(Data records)

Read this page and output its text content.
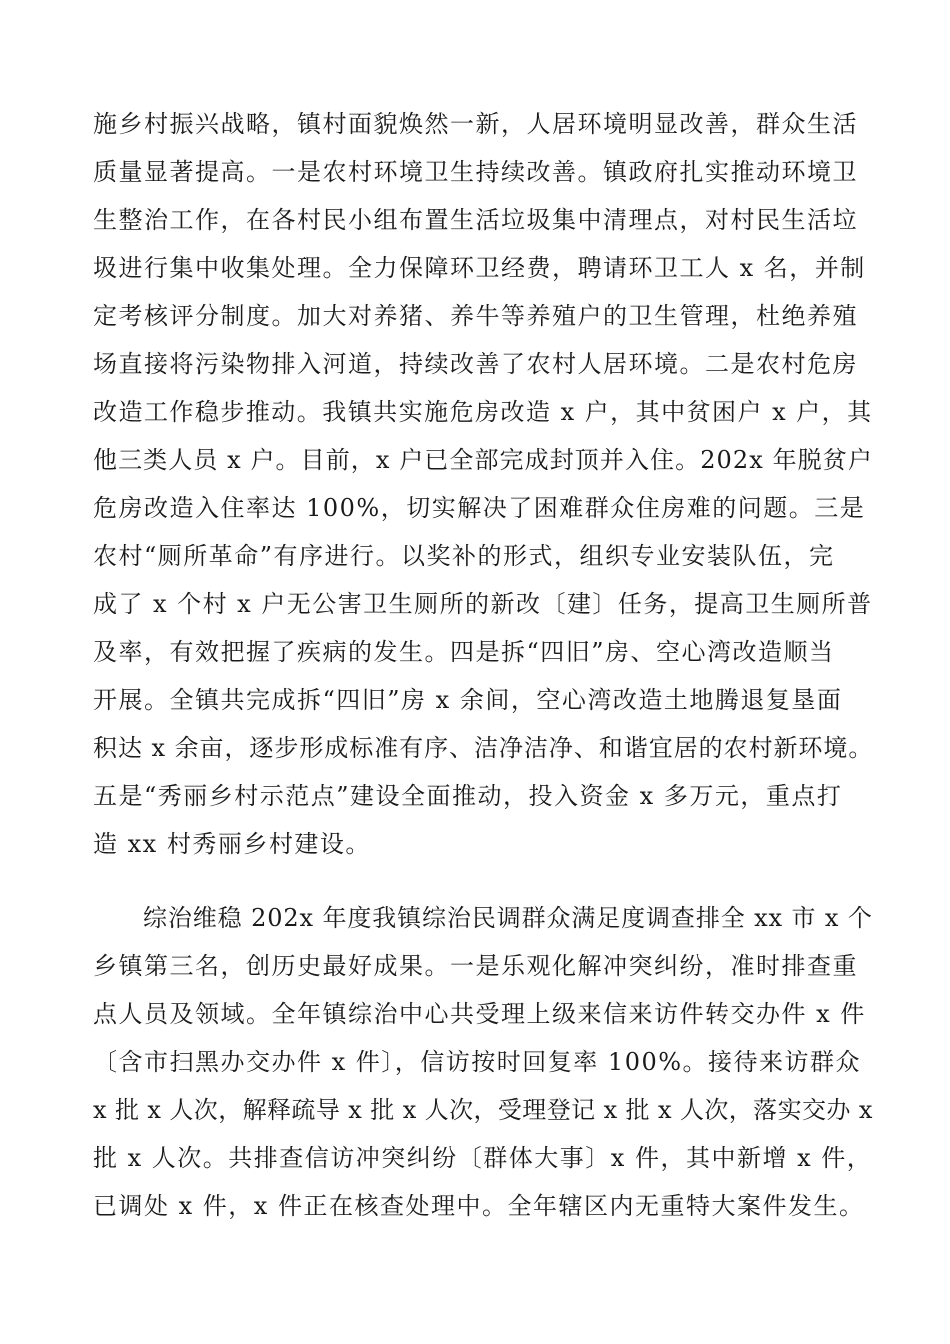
施乡村振兴战略，镇村面貌焕然一新，人居环境明显改善，群众生活
质量显著提高。一是农村环境卫生持续改善。镇政府扎实推动环境卫
生整治工作，在各村民小组布置生活垃圾集中清理点，对村民生活垃
圾进行集中收集处理。全力保障环卫经费，聘请环卫工人 x 名，并制
定考核评分制度。加大对养猪、养牛等养殖户的卫生管理，杜绝养殖
场直接将污染物排入河道，持续改善了农村人居环境。二是农村危房
改造工作稳步推动。我镇共实施危房改造 x 户，其中贫困户 x 户，其
他三类人员 x 户。目前，x 户已全部完成封顶并入住。202x 年脱贫户
危房改造入住率达 100%，切实解决了困难群众住房难的问题。三是
农村“厕所革命”有序进行。以奖补的形式，组织专业安装队伍，完
成了 x 个村 x 户无公害卫生厕所的新改〔建〕任务，提高卫生厕所普
及率，有效把握了疾病的发生。四是拆“四旧”房、空心湾改造顺当
开展。全镇共完成拆“四旧”房 x 余间，空心湾改造土地腾退复垦面
积达 x 余亩，逐步形成标准有序、洁净洁净、和谐宜居的农村新环境。
五是“秀丽乡村示范点”建设全面推动，投入资金 x 多万元，重点打
造 xx 村秀丽乡村建设。
综治维稳 202x 年度我镇综治民调群众满足度调查排全 xx 市 x 个
乡镇第三名，创历史最好成果。一是乐观化解冲突纠纷，准时排查重
点人员及领域。全年镇综治中心共受理上级来信来访件转交办件 x 件
〔含市扫黑办交办件 x 件〕，信访按时回复率 100%。接待来访群众
x 批 x 人次，解释疏导 x 批 x 人次，受理登记 x 批 x 人次，落实交办 x
批 x 人次。共排查信访冲突纠纷〔群体大事〕x 件，其中新增 x 件，
已调处 x 件，x 件正在核查处理中。全年辖区内无重特大案件发生。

■ **TASK DIRECTIONS**:
Retype the entries word for word. Omit any images.

■ **ANSWER IN FULL**:
Read this page and output its text content.
施乡村振兴战略，镇村面貌焕然一新，人居环境明显改善，群众生活
质量显著提高。一是农村环境卫生持续改善。镇政府扎实推动环境卫
生整治工作，在各村民小组布置生活垃圾集中清理点，对村民生活垃
圾进行集中收集处理。全力保障环卫经费，聘请环卫工人 x 名，并制
定考核评分制度。加大对养猪、养牛等养殖户的卫生管理，杜绝养殖
场直接将污染物排入河道，持续改善了农村人居环境。二是农村危房
改造工作稳步推动。我镇共实施危房改造 x 户，其中贫困户 x 户，其
他三类人员 x 户。目前，x 户已全部完成封顶并入住。202x 年脱贫户
危房改造入住率达 100%，切实解决了困难群众住房难的问题。三是
农村“厕所革命”有序进行。以奖补的形式，组织专业安装队伍，完
成了 x 个村 x 户无公害卫生厕所的新改〔建〕任务，提高卫生厕所普
及率，有效把握了疾病的发生。四是拆“四旧”房、空心湾改造顺当
开展。全镇共完成拆“四旧”房 x 余间，空心湾改造土地腾退复垦面
积达 x 余亩，逐步形成标准有序、洁净洁净、和谐宜居的农村新环境。
五是“秀丽乡村示范点”建设全面推动，投入资金 x 多万元，重点打
造 xx 村秀丽乡村建设。
综治维稳 202x 年度我镇综治民调群众满足度调查排全 xx 市 x 个
乡镇第三名，创历史最好成果。一是乐观化解冲突纠纷，准时排查重
点人员及领域。全年镇综治中心共受理上级来信来访件转交办件 x 件
〔含市扫黑办交办件 x 件〕，信访按时回复率 100%。接待来访群众
x 批 x 人次，解释疏导 x 批 x 人次，受理登记 x 批 x 人次，落实交办 x
批 x 人次。共排查信访冲突纠纷〔群体大事〕x 件，其中新增 x 件，
已调处 x 件，x 件正在核查处理中。全年辖区内无重特大案件发生。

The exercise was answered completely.